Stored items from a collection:
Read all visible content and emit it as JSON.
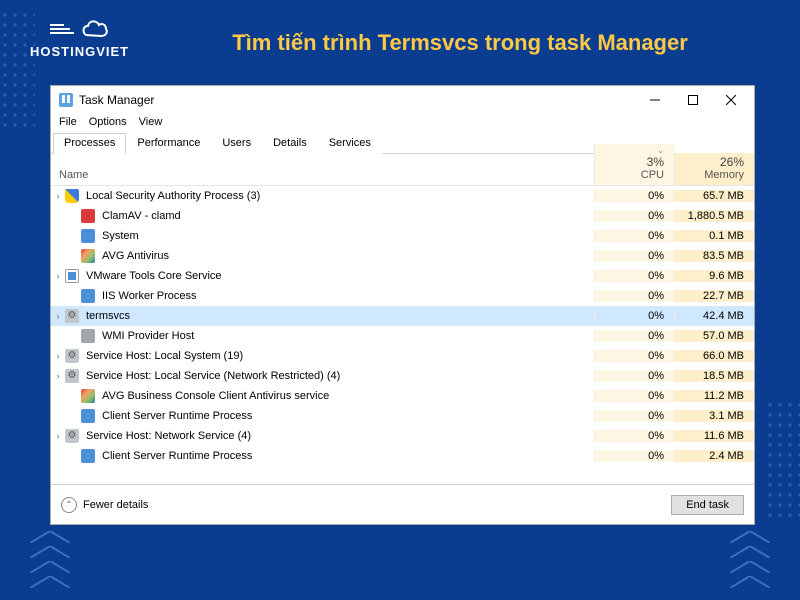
{
  "brand": {
    "name": "HOSTINGVIET"
  },
  "page_title": "Tìm tiến trình Termsvcs trong task Manager",
  "window": {
    "title": "Task Manager",
    "menu": [
      "File",
      "Options",
      "View"
    ],
    "tabs": [
      "Processes",
      "Performance",
      "Users",
      "Details",
      "Services"
    ],
    "active_tab": 0,
    "columns": {
      "name": "Name",
      "cpu_label": "CPU",
      "cpu_pct": "3%",
      "mem_label": "Memory",
      "mem_pct": "26%"
    },
    "rows": [
      {
        "expandable": true,
        "child": false,
        "selected": false,
        "icon": "ico-shield",
        "name": "Local Security Authority Process (3)",
        "cpu": "0%",
        "mem": "65.7 MB"
      },
      {
        "expandable": false,
        "child": true,
        "selected": false,
        "icon": "ico-clam",
        "name": "ClamAV - clamd",
        "cpu": "0%",
        "mem": "1,880.5 MB"
      },
      {
        "expandable": false,
        "child": true,
        "selected": false,
        "icon": "ico-sys",
        "name": "System",
        "cpu": "0%",
        "mem": "0.1 MB"
      },
      {
        "expandable": false,
        "child": true,
        "selected": false,
        "icon": "ico-avg",
        "name": "AVG Antivirus",
        "cpu": "0%",
        "mem": "83.5 MB"
      },
      {
        "expandable": true,
        "child": false,
        "selected": false,
        "icon": "ico-vm",
        "name": "VMware Tools Core Service",
        "cpu": "0%",
        "mem": "9.6 MB"
      },
      {
        "expandable": false,
        "child": true,
        "selected": false,
        "icon": "ico-iis",
        "name": "IIS Worker Process",
        "cpu": "0%",
        "mem": "22.7 MB"
      },
      {
        "expandable": true,
        "child": false,
        "selected": true,
        "icon": "ico-gear",
        "name": "termsvcs",
        "cpu": "0%",
        "mem": "42.4 MB"
      },
      {
        "expandable": false,
        "child": true,
        "selected": false,
        "icon": "ico-wmi",
        "name": "WMI Provider Host",
        "cpu": "0%",
        "mem": "57.0 MB"
      },
      {
        "expandable": true,
        "child": false,
        "selected": false,
        "icon": "ico-gear",
        "name": "Service Host: Local System (19)",
        "cpu": "0%",
        "mem": "66.0 MB"
      },
      {
        "expandable": true,
        "child": false,
        "selected": false,
        "icon": "ico-gear",
        "name": "Service Host: Local Service (Network Restricted) (4)",
        "cpu": "0%",
        "mem": "18.5 MB"
      },
      {
        "expandable": false,
        "child": true,
        "selected": false,
        "icon": "ico-avg",
        "name": "AVG Business Console Client Antivirus service",
        "cpu": "0%",
        "mem": "11.2 MB"
      },
      {
        "expandable": false,
        "child": true,
        "selected": false,
        "icon": "ico-csr",
        "name": "Client Server Runtime Process",
        "cpu": "0%",
        "mem": "3.1 MB"
      },
      {
        "expandable": true,
        "child": false,
        "selected": false,
        "icon": "ico-gear",
        "name": "Service Host: Network Service (4)",
        "cpu": "0%",
        "mem": "11.6 MB"
      },
      {
        "expandable": false,
        "child": true,
        "selected": false,
        "icon": "ico-csr",
        "name": "Client Server Runtime Process",
        "cpu": "0%",
        "mem": "2.4 MB"
      }
    ],
    "footer": {
      "fewer": "Fewer details",
      "end_task": "End task"
    }
  }
}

TASK INSTRUCTIONS —
Go through the entries above and copy each line with "System" in it.

ANSWER TO THE PROBLEM —
        "name": "System",
        "name": "Service Host: Local System (19)",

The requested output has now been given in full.